**What you have to do:** For every line in the records that has the word "screenshot", make a copy.

**Excerpts from a figure dataset:**
---
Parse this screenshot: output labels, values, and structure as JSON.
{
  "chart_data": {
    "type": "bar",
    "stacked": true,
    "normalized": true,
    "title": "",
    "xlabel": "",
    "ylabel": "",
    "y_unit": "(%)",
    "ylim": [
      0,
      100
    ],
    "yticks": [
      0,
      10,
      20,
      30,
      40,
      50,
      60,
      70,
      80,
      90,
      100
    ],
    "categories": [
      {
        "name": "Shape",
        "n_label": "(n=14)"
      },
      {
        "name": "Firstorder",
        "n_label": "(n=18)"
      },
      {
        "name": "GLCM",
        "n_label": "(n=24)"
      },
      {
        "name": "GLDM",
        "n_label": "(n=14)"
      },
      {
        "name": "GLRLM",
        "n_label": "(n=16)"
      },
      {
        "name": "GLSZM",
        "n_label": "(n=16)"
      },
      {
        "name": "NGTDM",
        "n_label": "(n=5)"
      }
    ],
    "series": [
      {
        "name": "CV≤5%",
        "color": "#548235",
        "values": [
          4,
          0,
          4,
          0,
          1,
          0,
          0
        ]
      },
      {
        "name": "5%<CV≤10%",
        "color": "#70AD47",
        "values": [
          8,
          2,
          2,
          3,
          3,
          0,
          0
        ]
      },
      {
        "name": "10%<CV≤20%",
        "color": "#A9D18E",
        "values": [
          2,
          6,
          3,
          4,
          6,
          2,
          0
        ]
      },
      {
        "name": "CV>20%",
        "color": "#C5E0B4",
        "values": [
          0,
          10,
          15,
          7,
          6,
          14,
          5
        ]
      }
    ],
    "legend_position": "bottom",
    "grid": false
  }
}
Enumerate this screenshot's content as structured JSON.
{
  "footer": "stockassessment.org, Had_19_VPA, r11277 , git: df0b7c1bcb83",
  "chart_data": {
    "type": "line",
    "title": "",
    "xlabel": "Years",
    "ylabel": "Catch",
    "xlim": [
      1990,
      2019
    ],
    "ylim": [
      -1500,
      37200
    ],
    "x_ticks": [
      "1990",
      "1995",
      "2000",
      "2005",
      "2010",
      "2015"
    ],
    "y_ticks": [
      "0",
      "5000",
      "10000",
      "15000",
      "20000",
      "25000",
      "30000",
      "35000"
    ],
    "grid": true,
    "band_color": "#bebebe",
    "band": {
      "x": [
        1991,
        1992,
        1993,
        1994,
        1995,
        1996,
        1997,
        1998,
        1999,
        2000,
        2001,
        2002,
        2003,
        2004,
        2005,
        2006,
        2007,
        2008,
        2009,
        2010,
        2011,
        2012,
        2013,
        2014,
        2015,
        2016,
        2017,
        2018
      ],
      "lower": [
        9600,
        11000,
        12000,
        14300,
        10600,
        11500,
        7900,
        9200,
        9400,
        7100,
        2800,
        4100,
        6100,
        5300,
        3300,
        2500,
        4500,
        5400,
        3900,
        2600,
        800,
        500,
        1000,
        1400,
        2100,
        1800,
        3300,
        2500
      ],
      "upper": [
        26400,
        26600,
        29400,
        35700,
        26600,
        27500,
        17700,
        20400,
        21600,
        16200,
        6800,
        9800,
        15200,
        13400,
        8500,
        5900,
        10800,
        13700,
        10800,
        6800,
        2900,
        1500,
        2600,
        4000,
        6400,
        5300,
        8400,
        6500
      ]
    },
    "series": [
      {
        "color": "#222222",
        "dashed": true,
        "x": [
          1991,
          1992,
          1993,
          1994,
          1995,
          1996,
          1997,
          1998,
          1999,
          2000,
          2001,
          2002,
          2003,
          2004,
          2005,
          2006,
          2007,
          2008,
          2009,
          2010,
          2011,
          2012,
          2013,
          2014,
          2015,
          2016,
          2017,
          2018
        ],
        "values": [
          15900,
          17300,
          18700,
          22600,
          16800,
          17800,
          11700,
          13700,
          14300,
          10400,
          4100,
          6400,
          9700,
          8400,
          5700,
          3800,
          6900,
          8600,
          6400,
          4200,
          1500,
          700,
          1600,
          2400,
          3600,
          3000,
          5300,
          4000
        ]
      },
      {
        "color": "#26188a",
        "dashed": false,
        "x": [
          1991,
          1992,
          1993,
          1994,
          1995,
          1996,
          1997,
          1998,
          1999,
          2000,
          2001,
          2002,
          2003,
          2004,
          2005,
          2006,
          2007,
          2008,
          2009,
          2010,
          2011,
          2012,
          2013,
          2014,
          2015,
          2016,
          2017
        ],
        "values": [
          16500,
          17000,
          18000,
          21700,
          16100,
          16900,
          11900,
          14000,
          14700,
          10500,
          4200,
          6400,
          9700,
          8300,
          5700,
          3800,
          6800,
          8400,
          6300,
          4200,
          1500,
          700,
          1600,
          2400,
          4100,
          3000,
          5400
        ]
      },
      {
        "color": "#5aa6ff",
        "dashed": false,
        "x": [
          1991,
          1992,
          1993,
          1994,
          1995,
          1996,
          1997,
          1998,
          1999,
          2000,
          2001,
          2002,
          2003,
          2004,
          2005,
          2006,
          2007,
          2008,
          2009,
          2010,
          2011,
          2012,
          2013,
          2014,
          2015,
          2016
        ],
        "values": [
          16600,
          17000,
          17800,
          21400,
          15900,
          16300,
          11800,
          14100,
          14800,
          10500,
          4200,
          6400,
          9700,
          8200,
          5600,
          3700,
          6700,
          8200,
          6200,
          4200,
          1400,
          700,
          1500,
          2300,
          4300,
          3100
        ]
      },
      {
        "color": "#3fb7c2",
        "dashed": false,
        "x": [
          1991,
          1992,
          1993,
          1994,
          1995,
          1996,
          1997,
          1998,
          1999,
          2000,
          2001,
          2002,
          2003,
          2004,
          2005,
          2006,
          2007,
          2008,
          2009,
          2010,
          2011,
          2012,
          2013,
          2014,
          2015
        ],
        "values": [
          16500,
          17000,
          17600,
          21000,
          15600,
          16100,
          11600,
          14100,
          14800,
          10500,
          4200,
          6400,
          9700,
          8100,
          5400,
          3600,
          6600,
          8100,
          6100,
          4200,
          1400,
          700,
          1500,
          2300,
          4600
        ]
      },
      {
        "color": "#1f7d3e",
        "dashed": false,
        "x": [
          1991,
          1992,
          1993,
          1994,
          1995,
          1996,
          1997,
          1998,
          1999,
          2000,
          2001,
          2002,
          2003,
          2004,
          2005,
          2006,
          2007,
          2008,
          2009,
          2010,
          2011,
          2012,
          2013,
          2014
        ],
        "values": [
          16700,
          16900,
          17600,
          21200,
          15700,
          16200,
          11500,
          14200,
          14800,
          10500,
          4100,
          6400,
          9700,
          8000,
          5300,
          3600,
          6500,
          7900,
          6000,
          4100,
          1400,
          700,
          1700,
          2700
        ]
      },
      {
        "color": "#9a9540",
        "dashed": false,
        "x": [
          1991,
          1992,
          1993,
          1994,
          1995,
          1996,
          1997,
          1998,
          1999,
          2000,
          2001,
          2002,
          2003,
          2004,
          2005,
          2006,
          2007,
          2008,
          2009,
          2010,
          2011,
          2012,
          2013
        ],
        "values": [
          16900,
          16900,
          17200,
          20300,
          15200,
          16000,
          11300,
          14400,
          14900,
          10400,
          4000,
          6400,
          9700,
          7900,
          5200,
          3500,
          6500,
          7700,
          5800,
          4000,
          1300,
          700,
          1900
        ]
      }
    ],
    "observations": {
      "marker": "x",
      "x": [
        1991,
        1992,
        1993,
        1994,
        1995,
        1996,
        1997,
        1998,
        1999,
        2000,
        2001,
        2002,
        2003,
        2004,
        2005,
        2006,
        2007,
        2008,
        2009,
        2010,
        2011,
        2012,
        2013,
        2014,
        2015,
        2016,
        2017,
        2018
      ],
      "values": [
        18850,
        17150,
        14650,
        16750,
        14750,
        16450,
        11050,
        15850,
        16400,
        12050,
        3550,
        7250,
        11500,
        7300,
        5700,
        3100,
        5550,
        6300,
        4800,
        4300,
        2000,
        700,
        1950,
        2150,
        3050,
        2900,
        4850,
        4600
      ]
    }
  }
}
---
**Full response:**
Parse this screenshot: output labels, values, and structure as JSON.
Enumerate this screenshot's content as structured JSON.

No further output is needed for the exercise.